### Records for the task:
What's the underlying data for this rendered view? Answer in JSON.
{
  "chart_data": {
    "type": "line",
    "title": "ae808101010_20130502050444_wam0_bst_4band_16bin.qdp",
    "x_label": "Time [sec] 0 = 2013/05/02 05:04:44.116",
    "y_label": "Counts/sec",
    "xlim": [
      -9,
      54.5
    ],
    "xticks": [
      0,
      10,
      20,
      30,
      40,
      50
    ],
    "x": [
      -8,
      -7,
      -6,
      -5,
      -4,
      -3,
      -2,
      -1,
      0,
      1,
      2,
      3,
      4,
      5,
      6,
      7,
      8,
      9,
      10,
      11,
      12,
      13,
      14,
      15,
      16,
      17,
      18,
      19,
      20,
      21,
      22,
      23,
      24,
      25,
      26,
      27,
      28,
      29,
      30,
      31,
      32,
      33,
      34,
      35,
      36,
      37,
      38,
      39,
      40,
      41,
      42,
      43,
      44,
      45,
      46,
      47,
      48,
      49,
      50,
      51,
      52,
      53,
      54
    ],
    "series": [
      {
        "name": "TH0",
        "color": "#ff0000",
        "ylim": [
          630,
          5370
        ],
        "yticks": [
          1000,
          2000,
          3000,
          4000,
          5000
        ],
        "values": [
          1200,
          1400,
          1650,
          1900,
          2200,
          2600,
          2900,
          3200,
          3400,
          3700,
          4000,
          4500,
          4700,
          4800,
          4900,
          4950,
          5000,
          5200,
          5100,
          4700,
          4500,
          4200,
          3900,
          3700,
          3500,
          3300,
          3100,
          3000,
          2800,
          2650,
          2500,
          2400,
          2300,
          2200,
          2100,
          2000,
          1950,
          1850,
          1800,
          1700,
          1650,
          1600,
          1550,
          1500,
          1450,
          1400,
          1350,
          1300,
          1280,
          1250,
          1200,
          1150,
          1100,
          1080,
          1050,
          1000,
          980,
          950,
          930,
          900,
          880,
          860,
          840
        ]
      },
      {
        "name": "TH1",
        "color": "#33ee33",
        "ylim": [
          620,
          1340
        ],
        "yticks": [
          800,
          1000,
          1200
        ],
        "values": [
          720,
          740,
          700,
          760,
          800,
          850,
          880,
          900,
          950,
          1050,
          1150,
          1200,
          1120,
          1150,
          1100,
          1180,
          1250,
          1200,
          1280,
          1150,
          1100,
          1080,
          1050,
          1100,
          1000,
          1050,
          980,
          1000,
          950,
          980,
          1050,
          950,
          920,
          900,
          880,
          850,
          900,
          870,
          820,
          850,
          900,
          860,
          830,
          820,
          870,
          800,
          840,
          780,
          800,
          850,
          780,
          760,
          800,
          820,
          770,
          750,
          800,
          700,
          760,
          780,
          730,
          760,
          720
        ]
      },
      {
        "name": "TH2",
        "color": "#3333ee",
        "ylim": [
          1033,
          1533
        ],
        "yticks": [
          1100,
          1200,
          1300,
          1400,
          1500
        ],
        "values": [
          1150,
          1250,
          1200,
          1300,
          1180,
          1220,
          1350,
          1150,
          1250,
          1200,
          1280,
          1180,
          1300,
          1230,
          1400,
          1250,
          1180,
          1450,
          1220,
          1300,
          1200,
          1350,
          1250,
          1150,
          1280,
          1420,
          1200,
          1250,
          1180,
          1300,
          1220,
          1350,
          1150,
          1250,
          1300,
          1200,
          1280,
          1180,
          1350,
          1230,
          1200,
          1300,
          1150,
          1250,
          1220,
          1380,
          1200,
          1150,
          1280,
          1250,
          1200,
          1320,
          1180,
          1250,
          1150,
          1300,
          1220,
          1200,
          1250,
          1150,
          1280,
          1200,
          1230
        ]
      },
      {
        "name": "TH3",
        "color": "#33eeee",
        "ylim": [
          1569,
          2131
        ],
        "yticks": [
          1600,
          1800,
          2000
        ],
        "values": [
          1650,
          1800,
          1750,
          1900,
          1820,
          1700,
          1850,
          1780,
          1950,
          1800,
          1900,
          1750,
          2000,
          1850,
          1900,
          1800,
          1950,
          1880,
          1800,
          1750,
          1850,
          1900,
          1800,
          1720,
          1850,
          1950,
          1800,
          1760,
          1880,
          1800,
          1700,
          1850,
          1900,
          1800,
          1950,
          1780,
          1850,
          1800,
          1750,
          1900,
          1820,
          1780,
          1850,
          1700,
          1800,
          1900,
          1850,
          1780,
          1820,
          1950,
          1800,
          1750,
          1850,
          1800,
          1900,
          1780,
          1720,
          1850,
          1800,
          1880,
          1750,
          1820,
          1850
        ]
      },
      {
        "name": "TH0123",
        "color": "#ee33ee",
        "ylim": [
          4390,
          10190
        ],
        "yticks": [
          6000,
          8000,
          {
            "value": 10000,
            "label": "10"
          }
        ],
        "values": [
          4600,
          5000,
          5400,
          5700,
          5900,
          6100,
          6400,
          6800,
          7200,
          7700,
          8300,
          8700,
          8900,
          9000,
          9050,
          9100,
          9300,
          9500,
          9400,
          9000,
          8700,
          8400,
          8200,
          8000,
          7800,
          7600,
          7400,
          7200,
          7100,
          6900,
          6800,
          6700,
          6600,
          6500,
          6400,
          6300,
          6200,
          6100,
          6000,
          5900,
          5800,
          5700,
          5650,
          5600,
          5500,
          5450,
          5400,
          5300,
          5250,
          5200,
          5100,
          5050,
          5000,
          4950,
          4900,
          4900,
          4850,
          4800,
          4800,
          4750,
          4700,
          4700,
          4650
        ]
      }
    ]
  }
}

### Stated task:
In the entries above, find lines with "color" and copy each.

### Written response:
        "color": "#ff0000",
        "color": "#33ee33",
        "color": "#3333ee",
        "color": "#33eeee",
        "color": "#ee33ee",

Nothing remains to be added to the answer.